Data entries for graphics:
________________________________________
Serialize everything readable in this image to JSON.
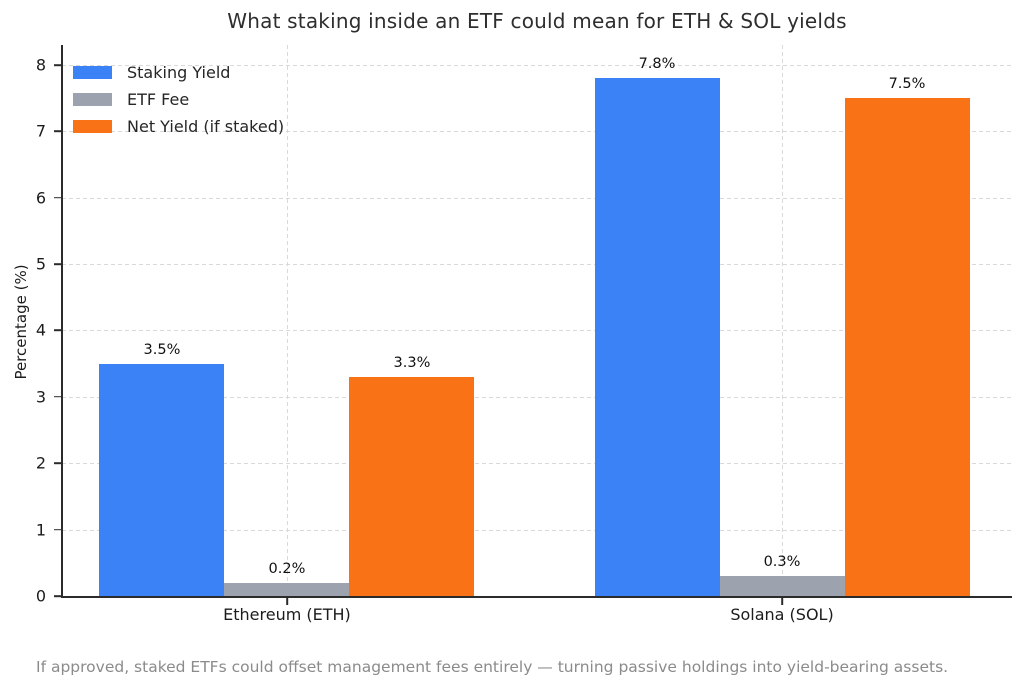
{
  "figure": {
    "title": "What staking inside an ETF could mean for ETH & SOL yields",
    "caption": "If approved, staked ETFs could offset management fees entirely — turning passive holdings into yield-bearing assets."
  },
  "chart_data": {
    "type": "bar",
    "title": "What staking inside an ETF could mean for ETH & SOL yields",
    "categories": [
      "Ethereum (ETH)",
      "Solana (SOL)"
    ],
    "series": [
      {
        "name": "Staking Yield",
        "color": "#3b82f6",
        "values": [
          3.5,
          7.8
        ],
        "value_labels": [
          "3.5%",
          "7.8%"
        ]
      },
      {
        "name": "ETF Fee",
        "color": "#9ca3af",
        "values": [
          0.2,
          0.3
        ],
        "value_labels": [
          "0.2%",
          "0.3%"
        ]
      },
      {
        "name": "Net Yield (if staked)",
        "color": "#f97316",
        "values": [
          3.3,
          7.5
        ],
        "value_labels": [
          "3.3%",
          "7.5%"
        ]
      }
    ],
    "xlabel": "",
    "ylabel": "Percentage (%)",
    "ylim": [
      0,
      8.3
    ],
    "yticks": [
      0,
      1,
      2,
      3,
      4,
      5,
      6,
      7,
      8
    ],
    "grid": "dashed",
    "legend_position": "upper-left",
    "caption": "If approved, staked ETFs could offset management fees entirely — turning passive holdings into yield-bearing assets."
  },
  "colors": {
    "background": "#ffffff",
    "title": "#2e2e2e",
    "axis": "#2b2b2b",
    "tick_labels": "#1c1c1c",
    "grid": "#d9d9d9",
    "value_labels": "#111111",
    "caption": "#8b8b8b"
  }
}
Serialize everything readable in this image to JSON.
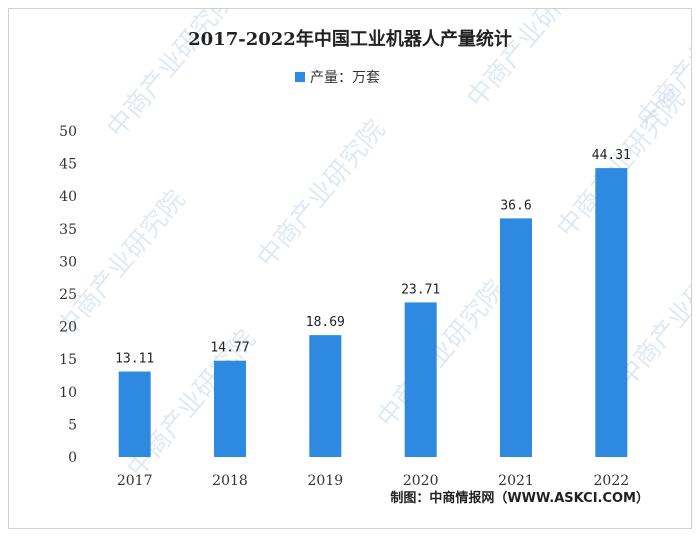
{
  "watermark": "中商产业研究院",
  "chart_data": {
    "type": "bar",
    "title": "2017-2022年中国工业机器人产量统计",
    "legend": [
      {
        "label": "产量：万套",
        "color": "#2e8ae0"
      }
    ],
    "categories": [
      "2017",
      "2018",
      "2019",
      "2020",
      "2021",
      "2022"
    ],
    "series": [
      {
        "name": "产量：万套",
        "values": [
          13.11,
          14.77,
          18.69,
          23.71,
          36.6,
          44.31
        ],
        "labels": [
          "13.11",
          "14.77",
          "18.69",
          "23.71",
          "36.6",
          "44.31"
        ]
      }
    ],
    "ylim": [
      0,
      50
    ],
    "yticks": [
      0,
      5,
      10,
      15,
      20,
      25,
      30,
      35,
      40,
      45,
      50
    ],
    "bar_color": "#2e8ae0",
    "grid": false,
    "source": "制图：中商情报网（WWW.ASKCI.COM）"
  }
}
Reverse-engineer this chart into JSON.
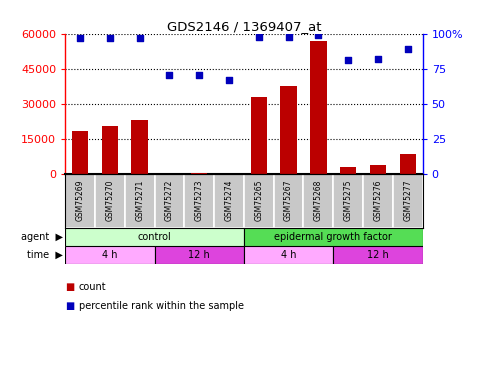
{
  "title": "GDS2146 / 1369407_at",
  "samples": [
    "GSM75269",
    "GSM75270",
    "GSM75271",
    "GSM75272",
    "GSM75273",
    "GSM75274",
    "GSM75265",
    "GSM75267",
    "GSM75268",
    "GSM75275",
    "GSM75276",
    "GSM75277"
  ],
  "counts": [
    18500,
    20500,
    23000,
    350,
    550,
    300,
    33000,
    37500,
    57000,
    3200,
    3800,
    8500
  ],
  "percentile": [
    97,
    97,
    97,
    71,
    71,
    67,
    98,
    98,
    99,
    81,
    82,
    89
  ],
  "ylim_left": [
    0,
    60000
  ],
  "ylim_right": [
    0,
    100
  ],
  "yticks_left": [
    0,
    15000,
    30000,
    45000,
    60000
  ],
  "yticks_right": [
    0,
    25,
    50,
    75,
    100
  ],
  "bar_color": "#bb0000",
  "dot_color": "#0000bb",
  "agent_control_color": "#ccffcc",
  "agent_egf_color": "#55dd55",
  "time_4h_color": "#ffaaff",
  "time_12h_color": "#dd44dd",
  "legend_count_color": "#bb0000",
  "legend_dot_color": "#0000bb",
  "background_color": "#ffffff",
  "plot_bg_color": "#ffffff",
  "sample_box_color": "#c8c8c8",
  "time_segments": [
    {
      "label": "4 h",
      "start": 0,
      "end": 3
    },
    {
      "label": "12 h",
      "start": 3,
      "end": 6
    },
    {
      "label": "4 h",
      "start": 6,
      "end": 9
    },
    {
      "label": "12 h",
      "start": 9,
      "end": 12
    }
  ],
  "agent_segments": [
    {
      "label": "control",
      "start": 0,
      "end": 6
    },
    {
      "label": "epidermal growth factor",
      "start": 6,
      "end": 12
    }
  ]
}
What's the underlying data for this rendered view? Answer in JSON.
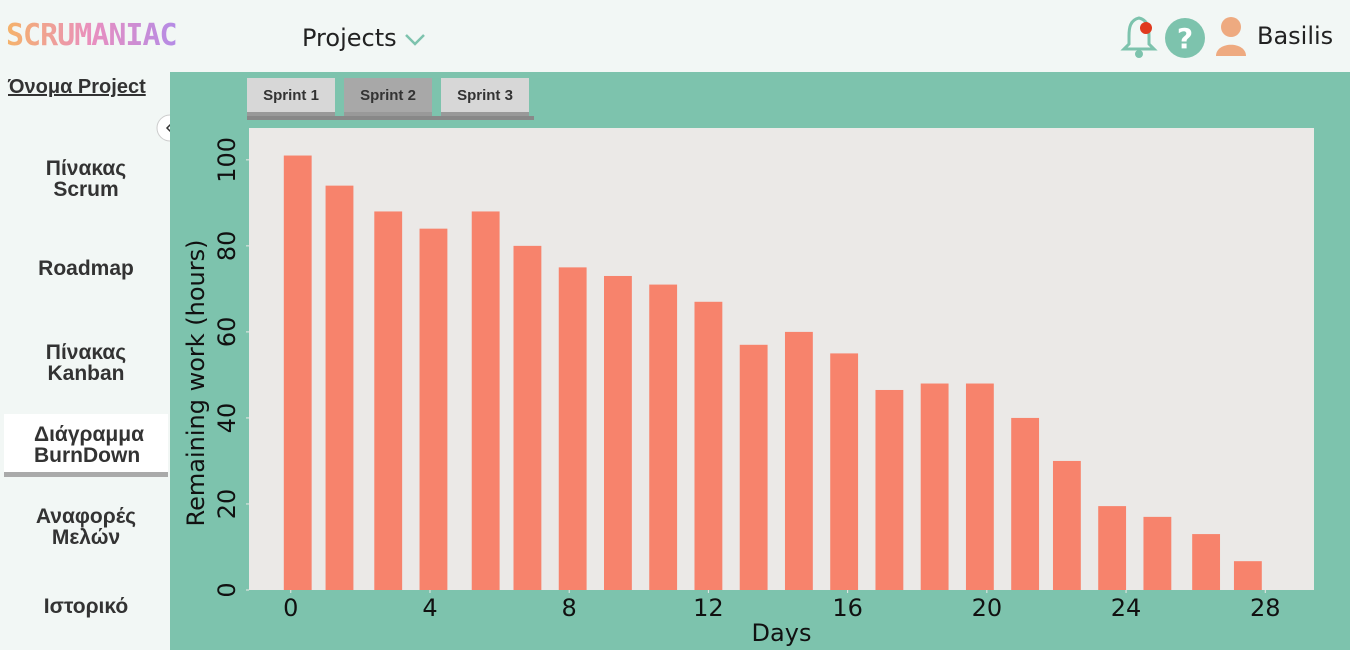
{
  "header": {
    "logo": "SCRUMANIAC",
    "menu": "Projects",
    "user": "Basilis"
  },
  "sidebar": {
    "project_name": "Όνομα Project",
    "items": [
      "Πίνακας Scrum",
      "Roadmap",
      "Πίνακας Kanban",
      "Διάγραμμα BurnDown",
      "Αναφορές Μελών",
      "Ιστορικό"
    ],
    "active": 3
  },
  "tabs": [
    "Sprint 1",
    "Sprint 2",
    "Sprint 3"
  ],
  "chart_data": {
    "type": "bar",
    "color": "#f7836c",
    "x_label": "Days",
    "y_label": "Remaining work (hours)",
    "x": [
      0.2,
      1.4,
      2.8,
      4.1,
      5.6,
      6.8,
      8.1,
      9.4,
      10.7,
      12.0,
      13.3,
      14.6,
      15.9,
      17.2,
      18.5,
      19.8,
      21.1,
      22.3,
      23.6,
      24.9,
      26.3,
      27.5
    ],
    "values": [
      101,
      94,
      88,
      84,
      88,
      80,
      75,
      73,
      71,
      67,
      57,
      60,
      55,
      46.5,
      48,
      48,
      40,
      30,
      19.5,
      17,
      13,
      6.7
    ],
    "xlim": [
      -1.2,
      29.4
    ],
    "xticks": [
      0,
      4,
      8,
      12,
      16,
      20,
      24,
      28
    ],
    "ylim": [
      0,
      107.4
    ],
    "yticks": [
      0,
      20,
      40,
      60,
      80,
      100
    ]
  }
}
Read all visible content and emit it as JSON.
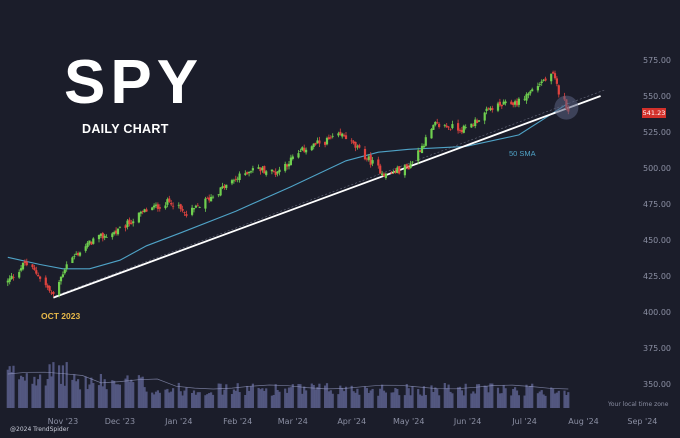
{
  "header": {
    "title": "SPY",
    "subtitle": "DAILY CHART"
  },
  "annotations": {
    "low_label": "OCT 2023",
    "sma_label": "50 SMA",
    "last_price": "541.23",
    "timezone_note": "Your local time zone",
    "credit": "@2024 TrendSpider"
  },
  "colors": {
    "background": "#1b1d2a",
    "up_candle": "#6fcf4f",
    "down_candle": "#e0433e",
    "sma_line": "#4fa3c7",
    "trendline": "#ffffff",
    "volume_bar": "#5a5f8c",
    "low_annotation": "#e9b949",
    "price_badge": "#d3312b"
  },
  "chart_data": {
    "type": "candlestick",
    "title": "SPY",
    "subtitle": "DAILY CHART",
    "y_ticks": [
      575.0,
      550.0,
      525.0,
      500.0,
      475.0,
      450.0,
      425.0,
      400.0,
      375.0,
      350.0
    ],
    "y_tick_labels": [
      "575.00",
      "550.00",
      "525.00",
      "500.00",
      "475.00",
      "450.00",
      "425.00",
      "400.00",
      "375.00",
      "350.00"
    ],
    "x_ticks": [
      "Nov '23",
      "Dec '23",
      "Jan '24",
      "Feb '24",
      "Mar '24",
      "Apr '24",
      "May '24",
      "Jun '24",
      "Jul '24",
      "Aug '24",
      "Sep '24"
    ],
    "price_range": [
      400,
      575
    ],
    "date_range": [
      "2023-10-03",
      "2024-07-24"
    ],
    "price_path": [
      [
        "2023-10-03",
        421
      ],
      [
        "2023-10-12",
        434
      ],
      [
        "2023-10-19",
        426
      ],
      [
        "2023-10-27",
        411
      ],
      [
        "2023-11-03",
        434
      ],
      [
        "2023-11-17",
        450
      ],
      [
        "2023-11-30",
        456
      ],
      [
        "2023-12-14",
        470
      ],
      [
        "2023-12-28",
        477
      ],
      [
        "2024-01-05",
        467
      ],
      [
        "2024-01-23",
        485
      ],
      [
        "2024-02-09",
        500
      ],
      [
        "2024-02-21",
        497
      ],
      [
        "2024-03-08",
        514
      ],
      [
        "2024-03-28",
        523
      ],
      [
        "2024-04-04",
        513
      ],
      [
        "2024-04-19",
        495
      ],
      [
        "2024-05-01",
        501
      ],
      [
        "2024-05-15",
        530
      ],
      [
        "2024-05-31",
        527
      ],
      [
        "2024-06-14",
        542
      ],
      [
        "2024-06-28",
        546
      ],
      [
        "2024-07-10",
        560
      ],
      [
        "2024-07-16",
        564
      ],
      [
        "2024-07-19",
        553
      ],
      [
        "2024-07-24",
        541
      ]
    ],
    "sma50_path": [
      [
        "2023-10-03",
        438
      ],
      [
        "2023-10-20",
        433
      ],
      [
        "2023-11-01",
        430
      ],
      [
        "2023-11-15",
        430
      ],
      [
        "2023-12-01",
        436
      ],
      [
        "2023-12-15",
        446
      ],
      [
        "2024-01-02",
        455
      ],
      [
        "2024-01-31",
        470
      ],
      [
        "2024-02-29",
        487
      ],
      [
        "2024-03-29",
        505
      ],
      [
        "2024-04-15",
        511
      ],
      [
        "2024-05-01",
        513
      ],
      [
        "2024-05-31",
        515
      ],
      [
        "2024-06-28",
        523
      ],
      [
        "2024-07-24",
        545
      ]
    ],
    "trendline": {
      "from": [
        "2023-10-27",
        410
      ],
      "to": [
        "2024-08-10",
        550
      ]
    },
    "last_price": 541.23,
    "volume_scale": "relative",
    "volume_peak_month": "Oct '23",
    "gridlines": false,
    "legend": "none"
  }
}
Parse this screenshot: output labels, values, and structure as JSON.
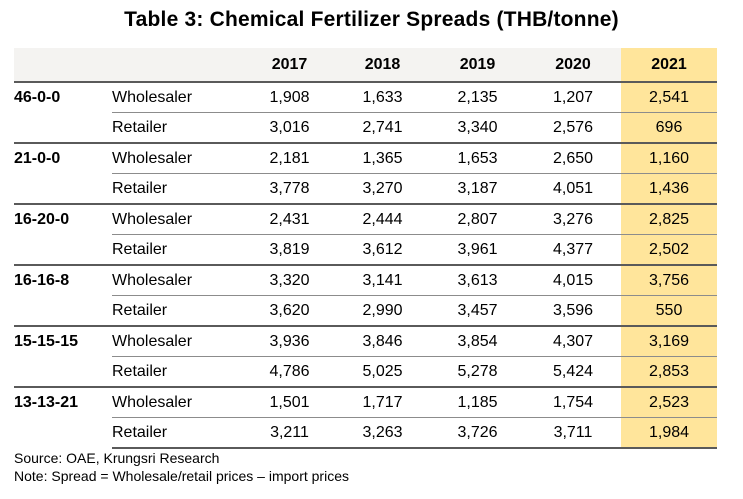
________________________________________
> [Stated goal]
Pull out all lines in the data above that include "ffffff".

> [Answer to this exercise]
    "background": "#ffffff",
  "background_color": "#ffffff",
  "plot_bg_color": "#ffffff",
    "trendline": "#ffffff",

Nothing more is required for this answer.